Data excerpts ▸
◇ ◇ ◇ ◇

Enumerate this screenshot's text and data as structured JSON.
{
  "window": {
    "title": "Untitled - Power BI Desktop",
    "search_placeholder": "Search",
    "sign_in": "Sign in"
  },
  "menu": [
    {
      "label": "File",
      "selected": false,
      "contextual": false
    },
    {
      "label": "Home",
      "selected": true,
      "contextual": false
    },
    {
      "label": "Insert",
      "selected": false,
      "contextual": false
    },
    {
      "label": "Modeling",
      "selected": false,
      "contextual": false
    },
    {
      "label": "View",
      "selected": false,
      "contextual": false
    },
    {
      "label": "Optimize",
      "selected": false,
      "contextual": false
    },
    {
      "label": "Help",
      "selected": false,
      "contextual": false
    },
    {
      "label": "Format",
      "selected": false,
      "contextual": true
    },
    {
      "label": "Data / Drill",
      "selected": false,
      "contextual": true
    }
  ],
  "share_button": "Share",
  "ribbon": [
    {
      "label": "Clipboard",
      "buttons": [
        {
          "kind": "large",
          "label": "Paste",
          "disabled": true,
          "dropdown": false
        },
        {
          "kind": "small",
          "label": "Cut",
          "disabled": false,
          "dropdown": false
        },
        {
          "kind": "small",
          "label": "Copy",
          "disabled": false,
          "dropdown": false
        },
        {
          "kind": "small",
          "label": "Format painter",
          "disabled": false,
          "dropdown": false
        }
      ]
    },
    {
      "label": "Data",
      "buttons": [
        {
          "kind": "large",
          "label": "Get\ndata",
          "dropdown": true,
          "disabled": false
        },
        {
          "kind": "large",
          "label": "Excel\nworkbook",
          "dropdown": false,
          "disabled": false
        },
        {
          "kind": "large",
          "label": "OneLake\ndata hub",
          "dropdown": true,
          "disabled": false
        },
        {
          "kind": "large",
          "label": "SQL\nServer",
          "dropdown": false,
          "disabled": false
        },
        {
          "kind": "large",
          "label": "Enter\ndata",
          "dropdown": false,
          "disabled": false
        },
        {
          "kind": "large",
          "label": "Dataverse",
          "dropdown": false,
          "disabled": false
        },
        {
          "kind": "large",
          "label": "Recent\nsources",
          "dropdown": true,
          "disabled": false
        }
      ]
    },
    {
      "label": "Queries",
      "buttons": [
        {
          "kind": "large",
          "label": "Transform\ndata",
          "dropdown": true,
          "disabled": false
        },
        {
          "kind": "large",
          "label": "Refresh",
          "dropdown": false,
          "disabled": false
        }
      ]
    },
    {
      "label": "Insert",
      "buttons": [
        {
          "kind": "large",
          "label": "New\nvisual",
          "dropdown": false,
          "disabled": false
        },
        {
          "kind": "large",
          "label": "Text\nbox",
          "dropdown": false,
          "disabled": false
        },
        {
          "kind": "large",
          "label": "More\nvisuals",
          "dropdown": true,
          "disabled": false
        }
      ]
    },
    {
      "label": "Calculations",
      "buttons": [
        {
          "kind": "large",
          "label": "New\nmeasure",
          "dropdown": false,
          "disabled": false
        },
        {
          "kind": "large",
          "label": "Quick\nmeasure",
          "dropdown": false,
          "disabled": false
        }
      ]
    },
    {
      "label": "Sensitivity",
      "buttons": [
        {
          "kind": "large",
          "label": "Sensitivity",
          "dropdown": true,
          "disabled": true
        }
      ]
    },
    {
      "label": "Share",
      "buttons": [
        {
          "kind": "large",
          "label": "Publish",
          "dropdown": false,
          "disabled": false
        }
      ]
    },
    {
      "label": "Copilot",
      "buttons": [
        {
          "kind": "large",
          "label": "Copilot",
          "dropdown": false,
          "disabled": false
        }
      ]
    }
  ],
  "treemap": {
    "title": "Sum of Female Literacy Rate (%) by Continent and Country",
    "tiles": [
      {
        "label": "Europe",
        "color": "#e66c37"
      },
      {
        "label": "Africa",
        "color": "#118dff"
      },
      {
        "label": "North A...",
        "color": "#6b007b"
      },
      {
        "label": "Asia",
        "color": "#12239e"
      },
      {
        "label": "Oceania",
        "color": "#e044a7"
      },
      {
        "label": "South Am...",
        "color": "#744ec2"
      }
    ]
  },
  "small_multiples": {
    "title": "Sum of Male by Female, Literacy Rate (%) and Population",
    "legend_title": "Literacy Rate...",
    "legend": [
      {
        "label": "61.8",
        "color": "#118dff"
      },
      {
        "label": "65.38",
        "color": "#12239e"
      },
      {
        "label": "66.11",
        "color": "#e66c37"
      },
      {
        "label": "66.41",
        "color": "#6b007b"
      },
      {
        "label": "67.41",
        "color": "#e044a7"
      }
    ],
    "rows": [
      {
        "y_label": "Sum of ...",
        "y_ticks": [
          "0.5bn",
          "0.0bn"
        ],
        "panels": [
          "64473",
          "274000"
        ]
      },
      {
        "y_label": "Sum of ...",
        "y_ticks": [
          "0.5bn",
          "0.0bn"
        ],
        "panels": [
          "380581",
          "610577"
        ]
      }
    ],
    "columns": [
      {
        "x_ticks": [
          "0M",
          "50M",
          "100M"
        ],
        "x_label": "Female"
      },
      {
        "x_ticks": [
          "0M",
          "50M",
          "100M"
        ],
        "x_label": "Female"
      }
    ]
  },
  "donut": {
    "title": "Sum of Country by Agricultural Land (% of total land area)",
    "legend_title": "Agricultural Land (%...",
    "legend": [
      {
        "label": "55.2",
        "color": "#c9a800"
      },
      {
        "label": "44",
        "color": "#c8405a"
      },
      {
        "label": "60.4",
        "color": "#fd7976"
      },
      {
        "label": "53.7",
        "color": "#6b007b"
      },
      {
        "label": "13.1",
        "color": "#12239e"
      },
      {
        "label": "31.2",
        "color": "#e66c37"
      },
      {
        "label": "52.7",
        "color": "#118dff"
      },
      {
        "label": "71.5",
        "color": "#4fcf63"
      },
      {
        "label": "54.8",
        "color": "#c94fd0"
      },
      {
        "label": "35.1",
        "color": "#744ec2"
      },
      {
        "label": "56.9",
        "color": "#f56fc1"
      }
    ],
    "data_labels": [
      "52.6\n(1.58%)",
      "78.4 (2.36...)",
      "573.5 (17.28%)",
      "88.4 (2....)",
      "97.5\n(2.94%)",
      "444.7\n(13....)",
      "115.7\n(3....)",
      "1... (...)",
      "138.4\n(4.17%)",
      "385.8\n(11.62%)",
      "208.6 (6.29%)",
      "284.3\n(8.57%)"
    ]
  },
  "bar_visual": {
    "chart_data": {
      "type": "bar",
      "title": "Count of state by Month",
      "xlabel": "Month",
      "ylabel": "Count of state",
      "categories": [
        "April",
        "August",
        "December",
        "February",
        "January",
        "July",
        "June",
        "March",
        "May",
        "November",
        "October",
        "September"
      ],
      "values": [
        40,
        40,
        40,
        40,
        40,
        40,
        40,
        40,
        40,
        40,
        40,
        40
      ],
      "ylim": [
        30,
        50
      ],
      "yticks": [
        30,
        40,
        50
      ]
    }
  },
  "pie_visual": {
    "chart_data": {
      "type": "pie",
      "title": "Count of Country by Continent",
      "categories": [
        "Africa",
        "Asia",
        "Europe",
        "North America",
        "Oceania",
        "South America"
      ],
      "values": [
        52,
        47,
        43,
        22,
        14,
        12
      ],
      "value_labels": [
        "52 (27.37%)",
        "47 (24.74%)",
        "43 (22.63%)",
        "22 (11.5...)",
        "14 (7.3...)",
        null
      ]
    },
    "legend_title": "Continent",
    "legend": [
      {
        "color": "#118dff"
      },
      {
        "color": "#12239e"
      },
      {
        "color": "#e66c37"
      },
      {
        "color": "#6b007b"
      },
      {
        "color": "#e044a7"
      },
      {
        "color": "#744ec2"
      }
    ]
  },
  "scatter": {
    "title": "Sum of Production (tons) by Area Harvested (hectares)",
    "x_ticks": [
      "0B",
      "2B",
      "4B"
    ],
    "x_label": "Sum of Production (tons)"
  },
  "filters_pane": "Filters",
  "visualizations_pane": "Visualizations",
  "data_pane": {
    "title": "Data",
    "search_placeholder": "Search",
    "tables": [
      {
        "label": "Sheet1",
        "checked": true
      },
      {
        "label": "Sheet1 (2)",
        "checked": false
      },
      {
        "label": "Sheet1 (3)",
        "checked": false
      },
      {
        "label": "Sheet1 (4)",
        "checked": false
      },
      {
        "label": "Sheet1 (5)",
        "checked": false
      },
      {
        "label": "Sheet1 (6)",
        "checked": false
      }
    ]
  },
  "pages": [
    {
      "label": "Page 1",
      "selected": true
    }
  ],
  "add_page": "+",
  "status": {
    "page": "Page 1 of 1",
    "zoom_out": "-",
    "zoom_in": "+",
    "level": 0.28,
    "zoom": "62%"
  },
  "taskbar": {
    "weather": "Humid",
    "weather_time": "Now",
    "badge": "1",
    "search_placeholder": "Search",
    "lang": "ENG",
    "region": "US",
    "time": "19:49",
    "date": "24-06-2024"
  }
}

◇ ◇ ◇ ◇

What the task asks ▸ Copy out every line holding the string "ndata".

Reply ▸
          "label": "Get\ndata",
          "label": "OneLake\ndata hub",
          "label": "Enter\ndata",
          "label": "Transform\ndata",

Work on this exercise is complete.